- [Given task]:
Going through the material below, please gather all lines with the word "title" in them.

- [Figure data in JSON]:
==============================

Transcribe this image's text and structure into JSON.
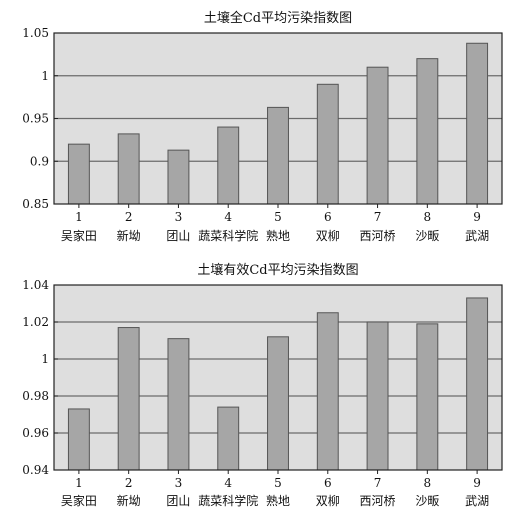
{
  "chart_data": [
    {
      "type": "bar",
      "title": "土壤全Cd平均污染指数图",
      "categories": [
        "1",
        "2",
        "3",
        "4",
        "5",
        "6",
        "7",
        "8",
        "9"
      ],
      "category_names": [
        "吴家田",
        "新坳",
        "团山",
        "蔬菜科学院",
        "熟地",
        "双柳",
        "西河桥",
        "沙畈",
        "武湖"
      ],
      "values": [
        0.92,
        0.932,
        0.913,
        0.94,
        0.963,
        0.99,
        1.01,
        1.02,
        1.038
      ],
      "ylim": [
        0.85,
        1.05
      ],
      "yticks": [
        0.85,
        0.9,
        0.95,
        1,
        1.05
      ],
      "ytick_labels": [
        "0.85",
        "0.9",
        "0.95",
        "1",
        "1.05"
      ],
      "grid": true
    },
    {
      "type": "bar",
      "title": "土壤有效Cd平均污染指数图",
      "categories": [
        "1",
        "2",
        "3",
        "4",
        "5",
        "6",
        "7",
        "8",
        "9"
      ],
      "category_names": [
        "吴家田",
        "新坳",
        "团山",
        "蔬菜科学院",
        "熟地",
        "双柳",
        "西河桥",
        "沙畈",
        "武湖"
      ],
      "values": [
        0.973,
        1.017,
        1.011,
        0.974,
        1.012,
        1.025,
        1.02,
        1.019,
        1.033
      ],
      "ylim": [
        0.94,
        1.04
      ],
      "yticks": [
        0.94,
        0.96,
        0.98,
        1,
        1.02,
        1.04
      ],
      "ytick_labels": [
        "0.94",
        "0.96",
        "0.98",
        "1",
        "1.02",
        "1.04"
      ],
      "grid": true
    }
  ],
  "colors": {
    "bar_fill": "#a6a6a6",
    "bar_stroke": "#555555",
    "plot_background": "#dedede",
    "grid": "#6b6b6b",
    "axis": "#222222"
  }
}
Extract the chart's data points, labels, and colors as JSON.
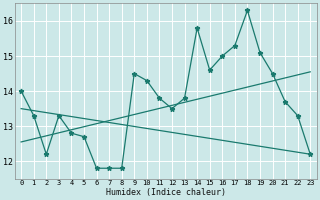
{
  "xlabel": "Humidex (Indice chaleur)",
  "bg_color": "#cce8e8",
  "grid_color": "#ffffff",
  "line_color": "#1a7a6e",
  "xlim": [
    -0.5,
    23.5
  ],
  "ylim": [
    11.5,
    16.5
  ],
  "yticks": [
    12,
    13,
    14,
    15,
    16
  ],
  "xticks": [
    0,
    1,
    2,
    3,
    4,
    5,
    6,
    7,
    8,
    9,
    10,
    11,
    12,
    13,
    14,
    15,
    16,
    17,
    18,
    19,
    20,
    21,
    22,
    23
  ],
  "series1_x": [
    0,
    1,
    2,
    3,
    4,
    5,
    6,
    7,
    8,
    9,
    10,
    11,
    12,
    13,
    14,
    15,
    16,
    17,
    18,
    19,
    20,
    21,
    22,
    23
  ],
  "series1_y": [
    14.0,
    13.3,
    12.2,
    13.3,
    12.8,
    12.7,
    11.8,
    11.8,
    11.8,
    14.5,
    14.3,
    13.8,
    13.5,
    13.8,
    15.8,
    14.6,
    15.0,
    15.3,
    16.3,
    15.1,
    14.5,
    13.7,
    13.3,
    12.2
  ],
  "trend1_x": [
    0,
    23
  ],
  "trend1_y": [
    12.55,
    14.55
  ],
  "trend2_x": [
    0,
    23
  ],
  "trend2_y": [
    13.5,
    12.2
  ],
  "xlabel_fontsize": 6,
  "tick_fontsize": 5
}
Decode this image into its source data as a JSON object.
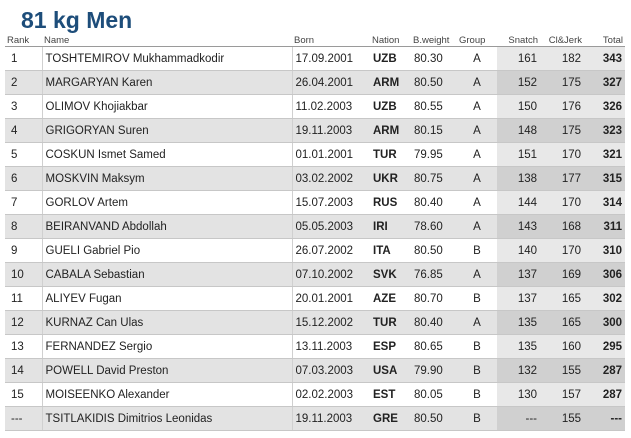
{
  "title": "81 kg Men",
  "headers": {
    "rank": "Rank",
    "name": "Name",
    "born": "Born",
    "nation": "Nation",
    "bweight": "B.weight",
    "group": "Group",
    "snatch": "Snatch",
    "cj": "Cl&Jerk",
    "total": "Total"
  },
  "rows": [
    {
      "rank": "1",
      "name": "TOSHTEMIROV Mukhammadkodir",
      "born": "17.09.2001",
      "nation": "UZB",
      "bweight": "80.30",
      "group": "A",
      "snatch": "161",
      "cj": "182",
      "total": "343"
    },
    {
      "rank": "2",
      "name": "MARGARYAN Karen",
      "born": "26.04.2001",
      "nation": "ARM",
      "bweight": "80.50",
      "group": "A",
      "snatch": "152",
      "cj": "175",
      "total": "327"
    },
    {
      "rank": "3",
      "name": "OLIMOV Khojiakbar",
      "born": "11.02.2003",
      "nation": "UZB",
      "bweight": "80.55",
      "group": "A",
      "snatch": "150",
      "cj": "176",
      "total": "326"
    },
    {
      "rank": "4",
      "name": "GRIGORYAN Suren",
      "born": "19.11.2003",
      "nation": "ARM",
      "bweight": "80.15",
      "group": "A",
      "snatch": "148",
      "cj": "175",
      "total": "323"
    },
    {
      "rank": "5",
      "name": "COSKUN Ismet Samed",
      "born": "01.01.2001",
      "nation": "TUR",
      "bweight": "79.95",
      "group": "A",
      "snatch": "151",
      "cj": "170",
      "total": "321"
    },
    {
      "rank": "6",
      "name": "MOSKVIN Maksym",
      "born": "03.02.2002",
      "nation": "UKR",
      "bweight": "80.75",
      "group": "A",
      "snatch": "138",
      "cj": "177",
      "total": "315"
    },
    {
      "rank": "7",
      "name": "GORLOV Artem",
      "born": "15.07.2003",
      "nation": "RUS",
      "bweight": "80.40",
      "group": "A",
      "snatch": "144",
      "cj": "170",
      "total": "314"
    },
    {
      "rank": "8",
      "name": "BEIRANVAND Abdollah",
      "born": "05.05.2003",
      "nation": "IRI",
      "bweight": "78.60",
      "group": "A",
      "snatch": "143",
      "cj": "168",
      "total": "311"
    },
    {
      "rank": "9",
      "name": "GUELI Gabriel Pio",
      "born": "26.07.2002",
      "nation": "ITA",
      "bweight": "80.50",
      "group": "B",
      "snatch": "140",
      "cj": "170",
      "total": "310"
    },
    {
      "rank": "10",
      "name": "CABALA Sebastian",
      "born": "07.10.2002",
      "nation": "SVK",
      "bweight": "76.85",
      "group": "A",
      "snatch": "137",
      "cj": "169",
      "total": "306"
    },
    {
      "rank": "11",
      "name": "ALIYEV Fugan",
      "born": "20.01.2001",
      "nation": "AZE",
      "bweight": "80.70",
      "group": "B",
      "snatch": "137",
      "cj": "165",
      "total": "302"
    },
    {
      "rank": "12",
      "name": "KURNAZ Can Ulas",
      "born": "15.12.2002",
      "nation": "TUR",
      "bweight": "80.40",
      "group": "A",
      "snatch": "135",
      "cj": "165",
      "total": "300"
    },
    {
      "rank": "13",
      "name": "FERNANDEZ Sergio",
      "born": "13.11.2003",
      "nation": "ESP",
      "bweight": "80.65",
      "group": "B",
      "snatch": "135",
      "cj": "160",
      "total": "295"
    },
    {
      "rank": "14",
      "name": "POWELL David Preston",
      "born": "07.03.2003",
      "nation": "USA",
      "bweight": "79.90",
      "group": "B",
      "snatch": "132",
      "cj": "155",
      "total": "287"
    },
    {
      "rank": "15",
      "name": "MOISEENKO Alexander",
      "born": "02.02.2003",
      "nation": "EST",
      "bweight": "80.05",
      "group": "B",
      "snatch": "130",
      "cj": "157",
      "total": "287"
    },
    {
      "rank": "---",
      "name": "TSITLAKIDIS Dimitrios Leonidas",
      "born": "19.11.2003",
      "nation": "GRE",
      "bweight": "80.50",
      "group": "B",
      "snatch": "---",
      "cj": "155",
      "total": "---"
    }
  ]
}
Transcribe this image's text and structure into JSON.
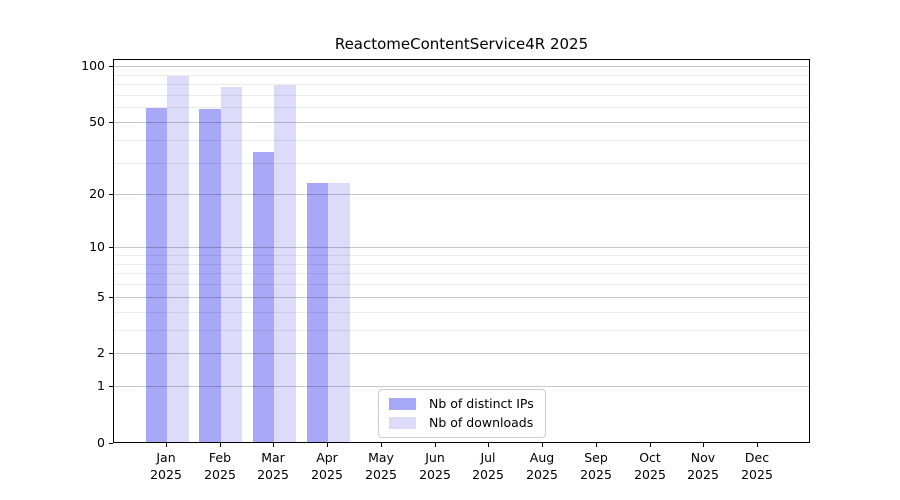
{
  "figure": {
    "title": "ReactomeContentService4R 2025"
  },
  "chart_data": {
    "type": "bar",
    "title": "ReactomeContentService4R 2025",
    "xlabel": "",
    "ylabel": "",
    "grid": true,
    "legend_position": "bottom-center-inside",
    "categories": [
      {
        "month": "Jan",
        "year": "2025"
      },
      {
        "month": "Feb",
        "year": "2025"
      },
      {
        "month": "Mar",
        "year": "2025"
      },
      {
        "month": "Apr",
        "year": "2025"
      },
      {
        "month": "May",
        "year": "2025"
      },
      {
        "month": "Jun",
        "year": "2025"
      },
      {
        "month": "Jul",
        "year": "2025"
      },
      {
        "month": "Aug",
        "year": "2025"
      },
      {
        "month": "Sep",
        "year": "2025"
      },
      {
        "month": "Oct",
        "year": "2025"
      },
      {
        "month": "Nov",
        "year": "2025"
      },
      {
        "month": "Dec",
        "year": "2025"
      }
    ],
    "series": [
      {
        "name": "Nb of distinct IPs",
        "color": "#a8a8f8",
        "values": [
          59,
          58,
          34,
          23,
          0,
          0,
          0,
          0,
          0,
          0,
          0,
          0
        ]
      },
      {
        "name": "Nb of downloads",
        "color": "#dcdcfa",
        "values": [
          88,
          76,
          78,
          23,
          0,
          0,
          0,
          0,
          0,
          0,
          0,
          0
        ]
      }
    ],
    "y_axis": {
      "scale": "log10(value+1)",
      "ticks": [
        0,
        1,
        2,
        5,
        10,
        20,
        50,
        100
      ],
      "minor_gridlines": [
        3,
        4,
        6,
        7,
        8,
        9,
        30,
        40,
        60,
        70,
        80,
        90
      ],
      "top_value": 108,
      "ylim": [
        0,
        108
      ]
    }
  },
  "legend": {
    "items": [
      {
        "label": "Nb of distinct IPs"
      },
      {
        "label": "Nb of downloads"
      }
    ]
  }
}
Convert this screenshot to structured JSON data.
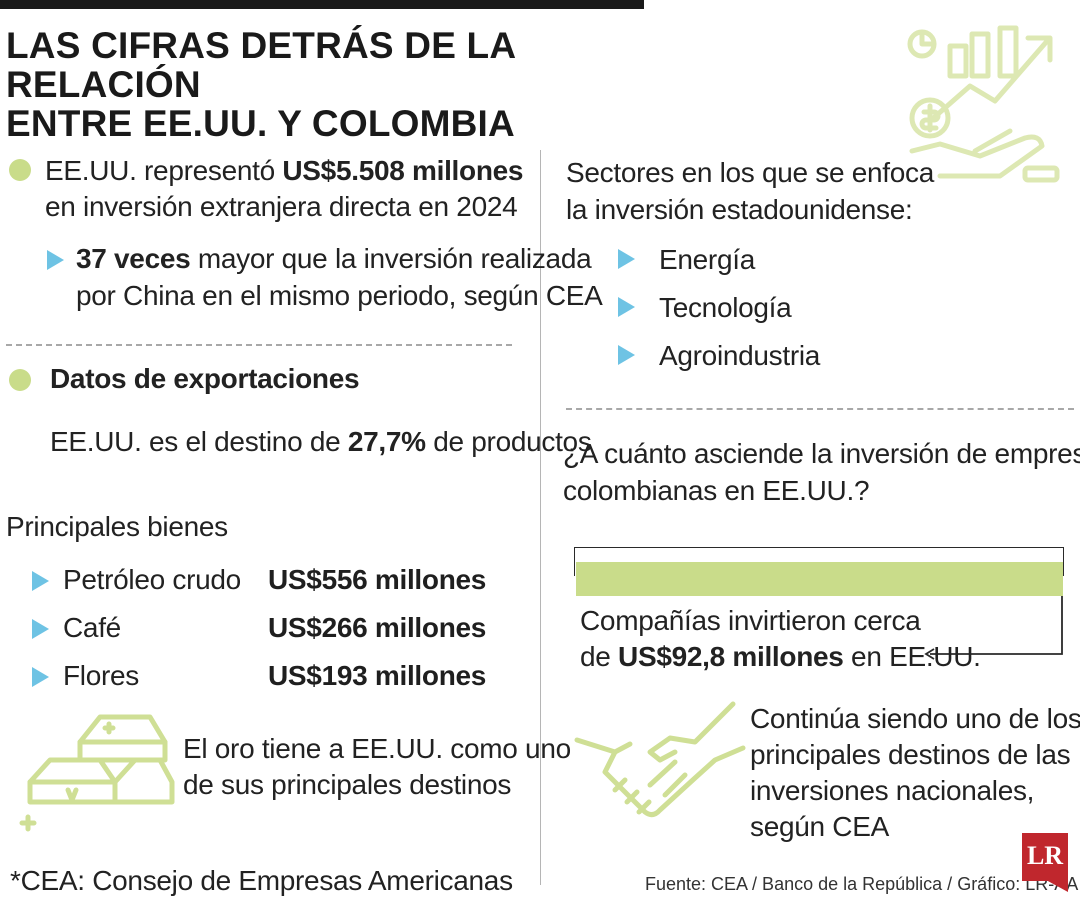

==============================

- [Final answer]:
      "title": "土壤全Cd平均污染指数图",
      "title": "土壤有效Cd平均污染指数图",
  "title": "81 kg Men",
    "title": "ReactomeContentService4R 2025"
    "title": "ReactomeContentService4R 2025",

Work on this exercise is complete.